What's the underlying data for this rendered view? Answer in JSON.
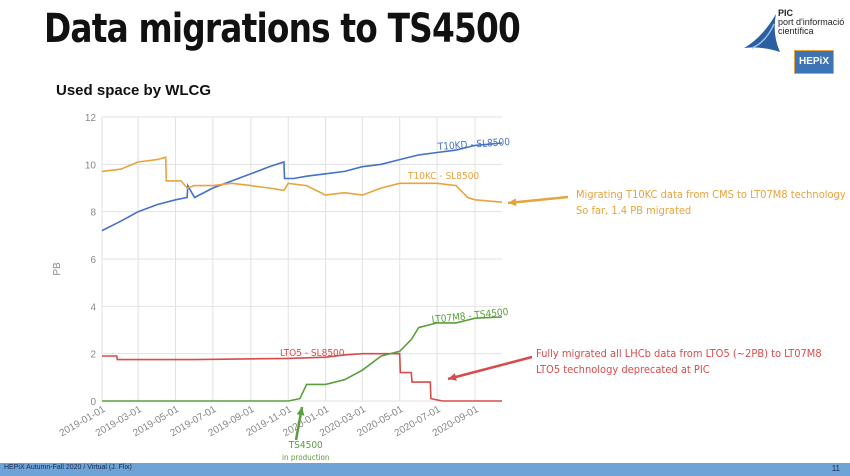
{
  "slide": {
    "title": "Data migrations to TS4500",
    "subtitle": "Used space by WLCG",
    "footer": "HEPiX Autumn-Fall 2020 / Virtual (J. Flix)",
    "page_number": "11"
  },
  "logos": {
    "pic_line1": "PIC",
    "pic_line2": "port d'informació",
    "pic_line3": "científica",
    "hepix": "HEPiX"
  },
  "annotations": {
    "orange_line1": "Migrating T10KC data from CMS to LT07M8 technology",
    "orange_line2": "So far, 1.4 PB migrated",
    "red_line1": "Fully migrated all LHCb data from LTO5 (~2PB) to LT07M8",
    "red_line2": "LTO5 technology deprecated at PIC",
    "green_line1": "TS4500",
    "green_line2": "in production"
  },
  "chart_data": {
    "type": "line",
    "title": "",
    "ylabel": "PB",
    "xlabel": "",
    "ylim": [
      0,
      12
    ],
    "yticks": [
      0,
      2,
      4,
      6,
      8,
      10,
      12
    ],
    "xticks": [
      "2019-01-01",
      "2019-03-01",
      "2019-05-01",
      "2019-07-01",
      "2019-09-01",
      "2019-11-01",
      "2020-01-01",
      "2020-03-01",
      "2020-05-01",
      "2020-07-01",
      "2020-09-01"
    ],
    "xlim": [
      "2019-01-01",
      "2020-10-15"
    ],
    "grid": true,
    "series": [
      {
        "name": "T10KD - SL8500",
        "color": "#4472c4",
        "points": [
          [
            "2019-01-01",
            7.2
          ],
          [
            "2019-02-01",
            7.6
          ],
          [
            "2019-03-01",
            8.0
          ],
          [
            "2019-04-01",
            8.3
          ],
          [
            "2019-05-01",
            8.5
          ],
          [
            "2019-05-20",
            8.6
          ],
          [
            "2019-05-21",
            9.1
          ],
          [
            "2019-06-01",
            8.6
          ],
          [
            "2019-07-01",
            9.0
          ],
          [
            "2019-08-01",
            9.3
          ],
          [
            "2019-09-01",
            9.6
          ],
          [
            "2019-10-01",
            9.9
          ],
          [
            "2019-10-25",
            10.1
          ],
          [
            "2019-10-26",
            9.4
          ],
          [
            "2019-11-10",
            9.4
          ],
          [
            "2019-12-01",
            9.5
          ],
          [
            "2020-01-01",
            9.6
          ],
          [
            "2020-02-01",
            9.7
          ],
          [
            "2020-03-01",
            9.9
          ],
          [
            "2020-04-01",
            10.0
          ],
          [
            "2020-05-01",
            10.2
          ],
          [
            "2020-06-01",
            10.4
          ],
          [
            "2020-07-01",
            10.5
          ],
          [
            "2020-08-01",
            10.6
          ],
          [
            "2020-09-01",
            10.8
          ],
          [
            "2020-10-15",
            10.9
          ]
        ]
      },
      {
        "name": "T10KC - SL8500",
        "color": "#e8a33d",
        "points": [
          [
            "2019-01-01",
            9.7
          ],
          [
            "2019-02-01",
            9.8
          ],
          [
            "2019-03-01",
            10.1
          ],
          [
            "2019-04-01",
            10.2
          ],
          [
            "2019-04-15",
            10.3
          ],
          [
            "2019-04-16",
            9.3
          ],
          [
            "2019-05-10",
            9.3
          ],
          [
            "2019-05-20",
            9.0
          ],
          [
            "2019-06-01",
            9.1
          ],
          [
            "2019-07-01",
            9.1
          ],
          [
            "2019-08-01",
            9.2
          ],
          [
            "2019-09-01",
            9.1
          ],
          [
            "2019-10-01",
            9.0
          ],
          [
            "2019-10-25",
            8.9
          ],
          [
            "2019-11-01",
            9.2
          ],
          [
            "2019-12-01",
            9.1
          ],
          [
            "2020-01-01",
            8.7
          ],
          [
            "2020-02-01",
            8.8
          ],
          [
            "2020-03-01",
            8.7
          ],
          [
            "2020-04-01",
            9.0
          ],
          [
            "2020-05-01",
            9.2
          ],
          [
            "2020-06-01",
            9.2
          ],
          [
            "2020-07-01",
            9.2
          ],
          [
            "2020-08-01",
            9.1
          ],
          [
            "2020-08-20",
            8.6
          ],
          [
            "2020-09-01",
            8.5
          ],
          [
            "2020-10-15",
            8.4
          ]
        ]
      },
      {
        "name": "LTO5 - SL8500",
        "color": "#d64c4c",
        "points": [
          [
            "2019-01-01",
            1.9
          ],
          [
            "2019-01-25",
            1.9
          ],
          [
            "2019-01-26",
            1.75
          ],
          [
            "2019-06-01",
            1.75
          ],
          [
            "2019-11-01",
            1.8
          ],
          [
            "2020-01-01",
            1.85
          ],
          [
            "2020-02-01",
            1.95
          ],
          [
            "2020-03-01",
            2.0
          ],
          [
            "2020-05-01",
            2.0
          ],
          [
            "2020-05-02",
            1.2
          ],
          [
            "2020-05-20",
            1.2
          ],
          [
            "2020-05-21",
            0.8
          ],
          [
            "2020-06-20",
            0.8
          ],
          [
            "2020-06-21",
            0.1
          ],
          [
            "2020-07-10",
            0.0
          ],
          [
            "2020-10-15",
            0.0
          ]
        ]
      },
      {
        "name": "LT07M8 - TS4500",
        "color": "#5a9e3e",
        "points": [
          [
            "2019-01-01",
            0.0
          ],
          [
            "2019-11-01",
            0.0
          ],
          [
            "2019-11-20",
            0.1
          ],
          [
            "2019-12-01",
            0.7
          ],
          [
            "2020-01-01",
            0.7
          ],
          [
            "2020-02-01",
            0.9
          ],
          [
            "2020-03-01",
            1.3
          ],
          [
            "2020-04-01",
            1.9
          ],
          [
            "2020-05-01",
            2.1
          ],
          [
            "2020-05-20",
            2.6
          ],
          [
            "2020-06-01",
            3.1
          ],
          [
            "2020-07-01",
            3.3
          ],
          [
            "2020-08-01",
            3.3
          ],
          [
            "2020-09-01",
            3.5
          ],
          [
            "2020-10-15",
            3.55
          ]
        ]
      }
    ]
  }
}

EXERCISE DETAILS:
Write the listing above out again exactly, dropping each image.

REPLY:
What's the underlying data for this rendered view? Answer in JSON.
{
  "slide": {
    "title": "Data migrations to TS4500",
    "subtitle": "Used space by WLCG",
    "footer": "HEPiX Autumn-Fall 2020 / Virtual (J. Flix)",
    "page_number": "11"
  },
  "logos": {
    "pic_line1": "PIC",
    "pic_line2": "port d'informació",
    "pic_line3": "científica",
    "hepix": "HEPiX"
  },
  "annotations": {
    "orange_line1": "Migrating T10KC data from CMS to LT07M8 technology",
    "orange_line2": "So far, 1.4 PB migrated",
    "red_line1": "Fully migrated all LHCb data from LTO5 (~2PB) to LT07M8",
    "red_line2": "LTO5 technology deprecated at PIC",
    "green_line1": "TS4500",
    "green_line2": "in production"
  },
  "chart_data": {
    "type": "line",
    "title": "",
    "ylabel": "PB",
    "xlabel": "",
    "ylim": [
      0,
      12
    ],
    "yticks": [
      0,
      2,
      4,
      6,
      8,
      10,
      12
    ],
    "xticks": [
      "2019-01-01",
      "2019-03-01",
      "2019-05-01",
      "2019-07-01",
      "2019-09-01",
      "2019-11-01",
      "2020-01-01",
      "2020-03-01",
      "2020-05-01",
      "2020-07-01",
      "2020-09-01"
    ],
    "xlim": [
      "2019-01-01",
      "2020-10-15"
    ],
    "grid": true,
    "series": [
      {
        "name": "T10KD - SL8500",
        "color": "#4472c4",
        "points": [
          [
            "2019-01-01",
            7.2
          ],
          [
            "2019-02-01",
            7.6
          ],
          [
            "2019-03-01",
            8.0
          ],
          [
            "2019-04-01",
            8.3
          ],
          [
            "2019-05-01",
            8.5
          ],
          [
            "2019-05-20",
            8.6
          ],
          [
            "2019-05-21",
            9.1
          ],
          [
            "2019-06-01",
            8.6
          ],
          [
            "2019-07-01",
            9.0
          ],
          [
            "2019-08-01",
            9.3
          ],
          [
            "2019-09-01",
            9.6
          ],
          [
            "2019-10-01",
            9.9
          ],
          [
            "2019-10-25",
            10.1
          ],
          [
            "2019-10-26",
            9.4
          ],
          [
            "2019-11-10",
            9.4
          ],
          [
            "2019-12-01",
            9.5
          ],
          [
            "2020-01-01",
            9.6
          ],
          [
            "2020-02-01",
            9.7
          ],
          [
            "2020-03-01",
            9.9
          ],
          [
            "2020-04-01",
            10.0
          ],
          [
            "2020-05-01",
            10.2
          ],
          [
            "2020-06-01",
            10.4
          ],
          [
            "2020-07-01",
            10.5
          ],
          [
            "2020-08-01",
            10.6
          ],
          [
            "2020-09-01",
            10.8
          ],
          [
            "2020-10-15",
            10.9
          ]
        ]
      },
      {
        "name": "T10KC - SL8500",
        "color": "#e8a33d",
        "points": [
          [
            "2019-01-01",
            9.7
          ],
          [
            "2019-02-01",
            9.8
          ],
          [
            "2019-03-01",
            10.1
          ],
          [
            "2019-04-01",
            10.2
          ],
          [
            "2019-04-15",
            10.3
          ],
          [
            "2019-04-16",
            9.3
          ],
          [
            "2019-05-10",
            9.3
          ],
          [
            "2019-05-20",
            9.0
          ],
          [
            "2019-06-01",
            9.1
          ],
          [
            "2019-07-01",
            9.1
          ],
          [
            "2019-08-01",
            9.2
          ],
          [
            "2019-09-01",
            9.1
          ],
          [
            "2019-10-01",
            9.0
          ],
          [
            "2019-10-25",
            8.9
          ],
          [
            "2019-11-01",
            9.2
          ],
          [
            "2019-12-01",
            9.1
          ],
          [
            "2020-01-01",
            8.7
          ],
          [
            "2020-02-01",
            8.8
          ],
          [
            "2020-03-01",
            8.7
          ],
          [
            "2020-04-01",
            9.0
          ],
          [
            "2020-05-01",
            9.2
          ],
          [
            "2020-06-01",
            9.2
          ],
          [
            "2020-07-01",
            9.2
          ],
          [
            "2020-08-01",
            9.1
          ],
          [
            "2020-08-20",
            8.6
          ],
          [
            "2020-09-01",
            8.5
          ],
          [
            "2020-10-15",
            8.4
          ]
        ]
      },
      {
        "name": "LTO5 - SL8500",
        "color": "#d64c4c",
        "points": [
          [
            "2019-01-01",
            1.9
          ],
          [
            "2019-01-25",
            1.9
          ],
          [
            "2019-01-26",
            1.75
          ],
          [
            "2019-06-01",
            1.75
          ],
          [
            "2019-11-01",
            1.8
          ],
          [
            "2020-01-01",
            1.85
          ],
          [
            "2020-02-01",
            1.95
          ],
          [
            "2020-03-01",
            2.0
          ],
          [
            "2020-05-01",
            2.0
          ],
          [
            "2020-05-02",
            1.2
          ],
          [
            "2020-05-20",
            1.2
          ],
          [
            "2020-05-21",
            0.8
          ],
          [
            "2020-06-20",
            0.8
          ],
          [
            "2020-06-21",
            0.1
          ],
          [
            "2020-07-10",
            0.0
          ],
          [
            "2020-10-15",
            0.0
          ]
        ]
      },
      {
        "name": "LT07M8 - TS4500",
        "color": "#5a9e3e",
        "points": [
          [
            "2019-01-01",
            0.0
          ],
          [
            "2019-11-01",
            0.0
          ],
          [
            "2019-11-20",
            0.1
          ],
          [
            "2019-12-01",
            0.7
          ],
          [
            "2020-01-01",
            0.7
          ],
          [
            "2020-02-01",
            0.9
          ],
          [
            "2020-03-01",
            1.3
          ],
          [
            "2020-04-01",
            1.9
          ],
          [
            "2020-05-01",
            2.1
          ],
          [
            "2020-05-20",
            2.6
          ],
          [
            "2020-06-01",
            3.1
          ],
          [
            "2020-07-01",
            3.3
          ],
          [
            "2020-08-01",
            3.3
          ],
          [
            "2020-09-01",
            3.5
          ],
          [
            "2020-10-15",
            3.55
          ]
        ]
      }
    ]
  }
}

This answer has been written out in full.